> [What to do] Look through the data and write out every line with the word "http" in it.

-- Start --

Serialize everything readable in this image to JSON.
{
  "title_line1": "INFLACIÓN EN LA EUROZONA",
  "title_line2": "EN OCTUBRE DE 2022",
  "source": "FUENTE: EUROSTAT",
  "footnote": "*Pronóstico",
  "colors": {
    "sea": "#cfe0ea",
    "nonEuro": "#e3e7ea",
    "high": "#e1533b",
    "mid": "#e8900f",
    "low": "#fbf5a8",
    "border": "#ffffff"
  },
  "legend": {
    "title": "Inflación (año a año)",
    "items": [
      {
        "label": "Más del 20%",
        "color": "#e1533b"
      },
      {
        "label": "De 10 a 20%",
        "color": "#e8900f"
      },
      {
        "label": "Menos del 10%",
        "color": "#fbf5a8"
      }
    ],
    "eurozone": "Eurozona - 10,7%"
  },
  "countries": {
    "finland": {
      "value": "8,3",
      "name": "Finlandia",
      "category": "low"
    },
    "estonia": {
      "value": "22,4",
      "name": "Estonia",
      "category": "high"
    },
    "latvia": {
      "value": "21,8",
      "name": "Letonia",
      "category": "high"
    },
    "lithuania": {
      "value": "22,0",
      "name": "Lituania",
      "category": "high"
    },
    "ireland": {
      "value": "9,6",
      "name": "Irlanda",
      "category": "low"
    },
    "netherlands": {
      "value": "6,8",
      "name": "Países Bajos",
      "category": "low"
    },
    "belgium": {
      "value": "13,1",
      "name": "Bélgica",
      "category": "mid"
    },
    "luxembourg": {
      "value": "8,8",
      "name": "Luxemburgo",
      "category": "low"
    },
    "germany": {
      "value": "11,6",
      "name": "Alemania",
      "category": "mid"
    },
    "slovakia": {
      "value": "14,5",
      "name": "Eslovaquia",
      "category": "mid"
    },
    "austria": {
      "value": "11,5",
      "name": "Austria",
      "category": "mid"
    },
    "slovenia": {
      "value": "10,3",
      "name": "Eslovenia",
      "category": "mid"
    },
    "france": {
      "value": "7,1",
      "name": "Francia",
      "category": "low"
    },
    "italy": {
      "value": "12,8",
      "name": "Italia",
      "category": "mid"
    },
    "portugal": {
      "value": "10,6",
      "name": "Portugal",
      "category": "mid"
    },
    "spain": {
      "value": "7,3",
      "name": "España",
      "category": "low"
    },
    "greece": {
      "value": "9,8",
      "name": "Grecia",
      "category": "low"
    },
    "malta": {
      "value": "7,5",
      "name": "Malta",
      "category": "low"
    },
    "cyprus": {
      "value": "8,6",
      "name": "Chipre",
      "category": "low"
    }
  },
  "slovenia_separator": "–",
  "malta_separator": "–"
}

-- End --
-- Start --

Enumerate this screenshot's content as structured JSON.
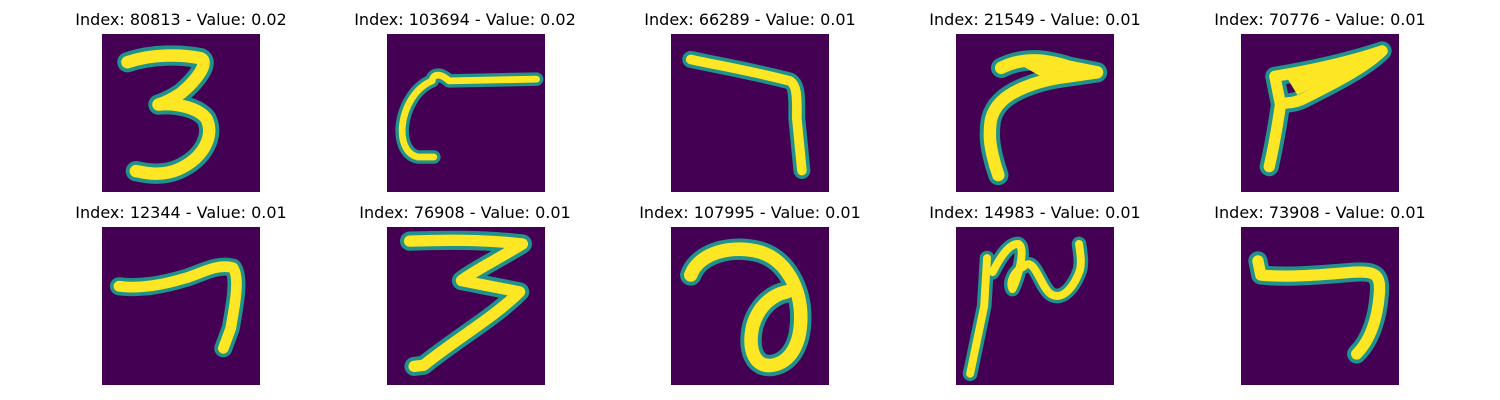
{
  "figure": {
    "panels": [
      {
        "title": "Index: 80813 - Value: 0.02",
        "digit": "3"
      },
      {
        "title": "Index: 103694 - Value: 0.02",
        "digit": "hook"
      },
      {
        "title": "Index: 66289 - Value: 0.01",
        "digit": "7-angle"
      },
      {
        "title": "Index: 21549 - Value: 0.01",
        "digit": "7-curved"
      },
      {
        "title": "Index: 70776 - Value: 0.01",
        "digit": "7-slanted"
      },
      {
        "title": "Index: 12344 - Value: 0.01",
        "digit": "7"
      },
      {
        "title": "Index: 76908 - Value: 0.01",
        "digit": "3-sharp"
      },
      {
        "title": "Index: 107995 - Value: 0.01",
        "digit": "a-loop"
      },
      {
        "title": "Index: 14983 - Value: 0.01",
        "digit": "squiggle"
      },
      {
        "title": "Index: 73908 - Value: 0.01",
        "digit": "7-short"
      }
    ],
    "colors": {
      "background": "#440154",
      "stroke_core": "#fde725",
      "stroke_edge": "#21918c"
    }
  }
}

-- End --
-- Start --

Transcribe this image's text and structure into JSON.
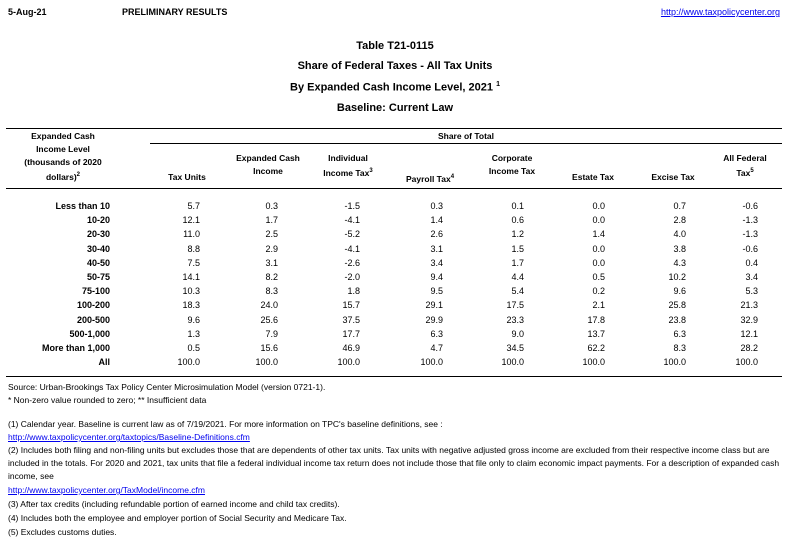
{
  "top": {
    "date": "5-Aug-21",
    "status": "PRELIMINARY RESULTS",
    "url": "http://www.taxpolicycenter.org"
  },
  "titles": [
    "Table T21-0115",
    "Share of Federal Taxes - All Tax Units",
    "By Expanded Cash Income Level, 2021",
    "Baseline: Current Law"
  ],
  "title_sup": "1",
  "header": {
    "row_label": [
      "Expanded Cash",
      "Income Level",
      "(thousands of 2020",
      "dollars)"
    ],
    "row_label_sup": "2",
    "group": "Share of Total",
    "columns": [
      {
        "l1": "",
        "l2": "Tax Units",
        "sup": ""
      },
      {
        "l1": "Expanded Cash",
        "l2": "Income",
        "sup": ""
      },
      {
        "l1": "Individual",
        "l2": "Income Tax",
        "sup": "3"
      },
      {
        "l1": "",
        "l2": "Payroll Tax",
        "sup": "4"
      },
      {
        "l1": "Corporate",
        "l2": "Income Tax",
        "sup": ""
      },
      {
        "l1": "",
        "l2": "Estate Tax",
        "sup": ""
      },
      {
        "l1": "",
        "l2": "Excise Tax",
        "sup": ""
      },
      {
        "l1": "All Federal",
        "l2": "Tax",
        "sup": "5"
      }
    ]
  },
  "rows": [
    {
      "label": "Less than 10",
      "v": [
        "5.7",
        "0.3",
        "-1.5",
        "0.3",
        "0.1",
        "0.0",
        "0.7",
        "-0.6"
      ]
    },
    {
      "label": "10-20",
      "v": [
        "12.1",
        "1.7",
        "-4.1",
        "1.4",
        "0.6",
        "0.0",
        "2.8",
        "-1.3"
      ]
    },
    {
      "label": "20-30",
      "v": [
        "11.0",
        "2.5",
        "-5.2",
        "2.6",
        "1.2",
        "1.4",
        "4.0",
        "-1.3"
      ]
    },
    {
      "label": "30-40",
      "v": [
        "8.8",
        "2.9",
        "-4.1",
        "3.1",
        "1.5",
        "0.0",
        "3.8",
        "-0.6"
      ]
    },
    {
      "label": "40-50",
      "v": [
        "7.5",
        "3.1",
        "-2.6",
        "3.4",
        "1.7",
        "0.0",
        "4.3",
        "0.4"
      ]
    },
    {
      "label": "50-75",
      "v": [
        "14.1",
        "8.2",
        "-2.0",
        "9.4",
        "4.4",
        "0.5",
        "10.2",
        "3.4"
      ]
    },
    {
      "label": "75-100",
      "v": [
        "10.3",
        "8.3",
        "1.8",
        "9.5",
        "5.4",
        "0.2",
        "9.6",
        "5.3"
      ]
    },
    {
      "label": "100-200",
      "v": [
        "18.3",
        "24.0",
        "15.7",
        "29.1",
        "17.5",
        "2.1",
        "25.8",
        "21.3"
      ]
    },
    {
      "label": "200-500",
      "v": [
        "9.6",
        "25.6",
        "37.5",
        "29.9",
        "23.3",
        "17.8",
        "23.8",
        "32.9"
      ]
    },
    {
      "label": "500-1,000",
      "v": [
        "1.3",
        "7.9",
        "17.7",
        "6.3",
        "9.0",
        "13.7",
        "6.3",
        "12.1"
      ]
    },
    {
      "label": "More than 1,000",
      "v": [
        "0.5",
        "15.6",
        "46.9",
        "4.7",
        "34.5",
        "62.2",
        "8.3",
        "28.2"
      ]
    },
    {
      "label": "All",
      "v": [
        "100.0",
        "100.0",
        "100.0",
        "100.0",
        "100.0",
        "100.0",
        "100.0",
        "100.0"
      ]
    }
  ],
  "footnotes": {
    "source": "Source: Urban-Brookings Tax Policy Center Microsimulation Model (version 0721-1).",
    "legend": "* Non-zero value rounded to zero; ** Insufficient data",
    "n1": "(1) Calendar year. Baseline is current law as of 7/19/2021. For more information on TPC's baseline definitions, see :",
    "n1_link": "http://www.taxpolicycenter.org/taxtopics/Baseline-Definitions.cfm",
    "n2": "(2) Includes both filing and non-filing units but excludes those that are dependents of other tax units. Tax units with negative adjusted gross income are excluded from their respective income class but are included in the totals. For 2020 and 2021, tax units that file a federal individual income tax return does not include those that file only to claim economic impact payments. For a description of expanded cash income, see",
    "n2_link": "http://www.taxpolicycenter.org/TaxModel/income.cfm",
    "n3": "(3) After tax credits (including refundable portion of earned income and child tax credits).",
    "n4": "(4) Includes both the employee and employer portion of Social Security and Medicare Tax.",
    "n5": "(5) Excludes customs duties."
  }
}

-- End --

> [Task response]
    "url": "http://www.taxpolicycenter.org"
    "n1_link": "http://www.taxpolicycenter.org/taxtopics/Baseline-Definitions.cfm",
    "n2_link": "http://www.taxpolicycenter.org/TaxModel/income.cfm",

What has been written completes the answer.